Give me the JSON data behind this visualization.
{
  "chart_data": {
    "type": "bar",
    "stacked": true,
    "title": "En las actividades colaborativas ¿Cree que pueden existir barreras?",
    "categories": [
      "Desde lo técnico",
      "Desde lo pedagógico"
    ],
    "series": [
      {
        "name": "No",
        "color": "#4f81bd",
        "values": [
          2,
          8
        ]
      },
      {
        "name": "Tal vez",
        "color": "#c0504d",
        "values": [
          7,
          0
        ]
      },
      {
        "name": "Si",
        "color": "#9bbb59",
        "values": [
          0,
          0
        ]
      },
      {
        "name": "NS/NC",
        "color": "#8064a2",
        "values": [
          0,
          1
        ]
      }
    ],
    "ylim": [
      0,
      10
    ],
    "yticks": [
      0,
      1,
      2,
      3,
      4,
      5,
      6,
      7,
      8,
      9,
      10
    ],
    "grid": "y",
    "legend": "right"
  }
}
──────────────────────────────
__SET PROBLEM__. Type out the entries again, word for word.

__SOLUTION TO THE EXERCISE__.
Give me the JSON data behind this visualization.
{
  "chart_data": {
    "type": "bar",
    "stacked": true,
    "title": "En las actividades colaborativas ¿Cree que pueden existir barreras?",
    "categories": [
      "Desde lo técnico",
      "Desde lo pedagógico"
    ],
    "series": [
      {
        "name": "No",
        "color": "#4f81bd",
        "values": [
          2,
          8
        ]
      },
      {
        "name": "Tal vez",
        "color": "#c0504d",
        "values": [
          7,
          0
        ]
      },
      {
        "name": "Si",
        "color": "#9bbb59",
        "values": [
          0,
          0
        ]
      },
      {
        "name": "NS/NC",
        "color": "#8064a2",
        "values": [
          0,
          1
        ]
      }
    ],
    "ylim": [
      0,
      10
    ],
    "yticks": [
      0,
      1,
      2,
      3,
      4,
      5,
      6,
      7,
      8,
      9,
      10
    ],
    "grid": "y",
    "legend": "right"
  }
}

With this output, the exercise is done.